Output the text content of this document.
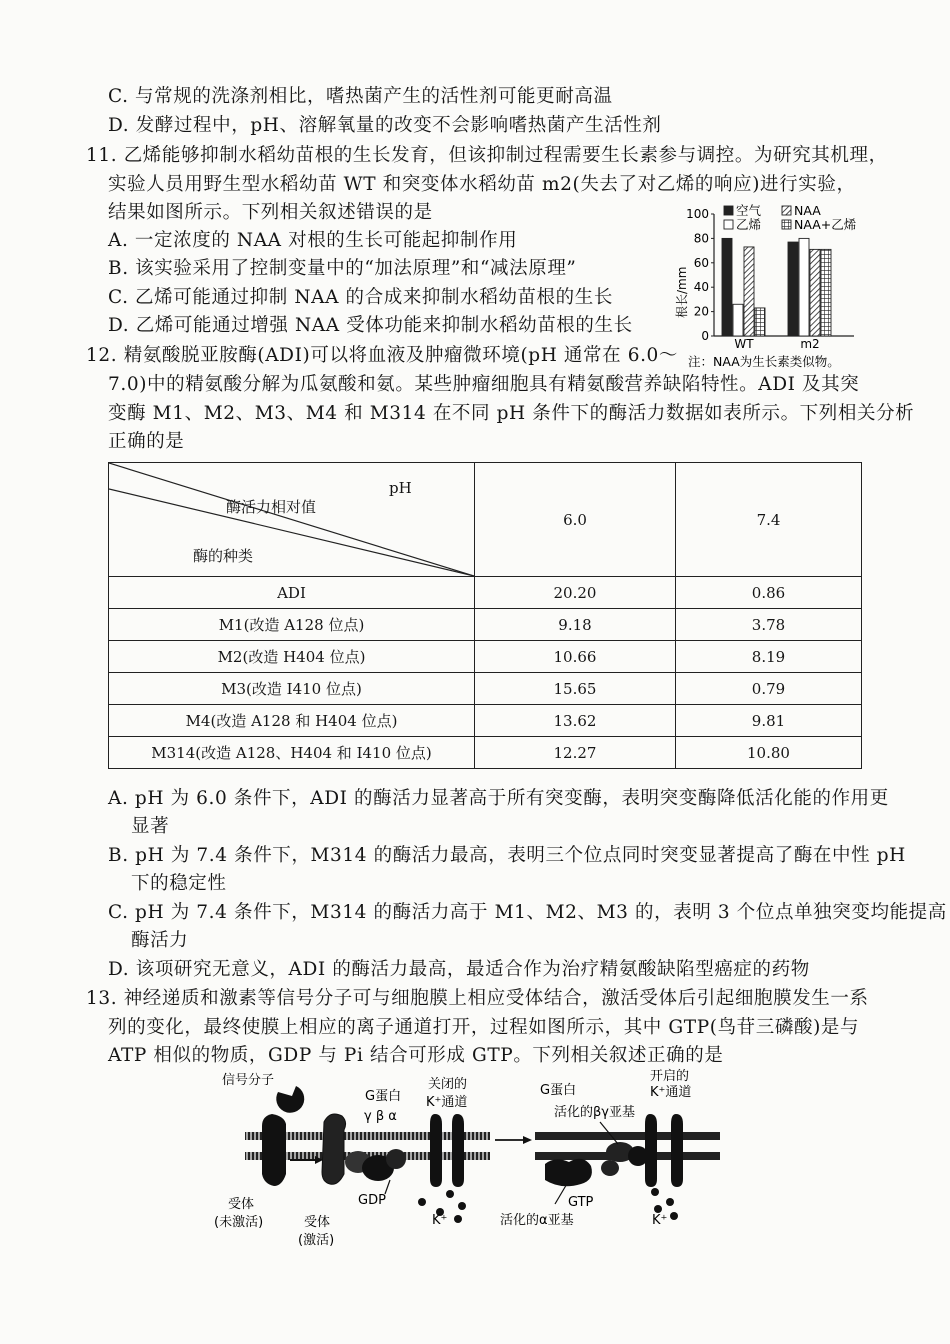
C. 与常规的洗涤剂相比，嗜热菌产生的活性剂可能更耐高温
D. 发酵过程中，pH、溶解氧量的改变不会影响嗜热菌产生活性剂
11. 乙烯能够抑制水稻幼苗根的生长发育，但该抑制过程需要生长素参与调控。为研究其机理，
实验人员用野生型水稻幼苗 WT 和突变体水稻幼苗 m2(失去了对乙烯的响应)进行实验，
结果如图所示。下列相关叙述错误的是
A. 一定浓度的 NAA 对根的生长可能起抑制作用
B. 该实验采用了控制变量中的“加法原理”和“减法原理”
C. 乙烯可能通过抑制 NAA 的合成来抑制水稻幼苗根的生长
D. 乙烯可能通过增强 NAA 受体功能来抑制水稻幼苗根的生长	0
20
40
60
80
100
WT	m2
空气
乙烯
NAA
NAA+乙烯
根长/mm
注：NAA为生长素类似物。
12. 精氨酸脱亚胺酶(ADI)可以将血液及肿瘤微环境(pH 通常在 6.0～
7.0)中的精氨酸分解为瓜氨酸和氨。某些肿瘤细胞具有精氨酸营养缺陷特性。ADI 及其突
变酶 M1、M2、M3、M4 和 M314 在不同 pH 条件下的酶活力数据如表所示。下列相关分析
正确的是
pH
酶活力相对值
酶的种类	6.0	7.4
ADI	20.20	0.86
M1(改造 A128 位点)	9.18	3.78
M2(改造 H404 位点)	10.66	8.19
M3(改造 I410 位点)	15.65	0.79
M4(改造 A128 和 H404 位点)	13.62	9.81
M314(改造 A128、H404 和 I410 位点)	12.27	10.80
A. pH 为 6.0 条件下，ADI 的酶活力显著高于所有突变酶，表明突变酶降低活化能的作用更
显著
B. pH 为 7.4 条件下，M314 的酶活力最高，表明三个位点同时突变显著提高了酶在中性 pH
下的稳定性
C. pH 为 7.4 条件下，M314 的酶活力高于 M1、M2、M3 的，表明 3 个位点单独突变均能提高
酶活力
D. 该项研究无意义，ADI 的酶活力最高，最适合作为治疗精氨酸缺陷型癌症的药物
13. 神经递质和激素等信号分子可与细胞膜上相应受体结合，激活受体后引起细胞膜发生一系
列的变化，最终使膜上相应的离子通道打开，过程如图所示，其中 GTP(鸟苷三磷酸)是与
ATP 相似的物质，GDP 与 Pi 结合可形成 GTP。下列相关叙述正确的是
信号分子
G蛋白
γ β α
关闭的
K⁺通道
GDP
K⁺
受体
(未激活)	受体
(激活)
G蛋白
开启的
K⁺通道
活化的βγ亚基
GTP
活化的α亚基	K⁺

::::

Required work | Go through the listing above line by line and say how many lines hold the word "的酶活力最高". Reply with that number only.

Answer for the task | 2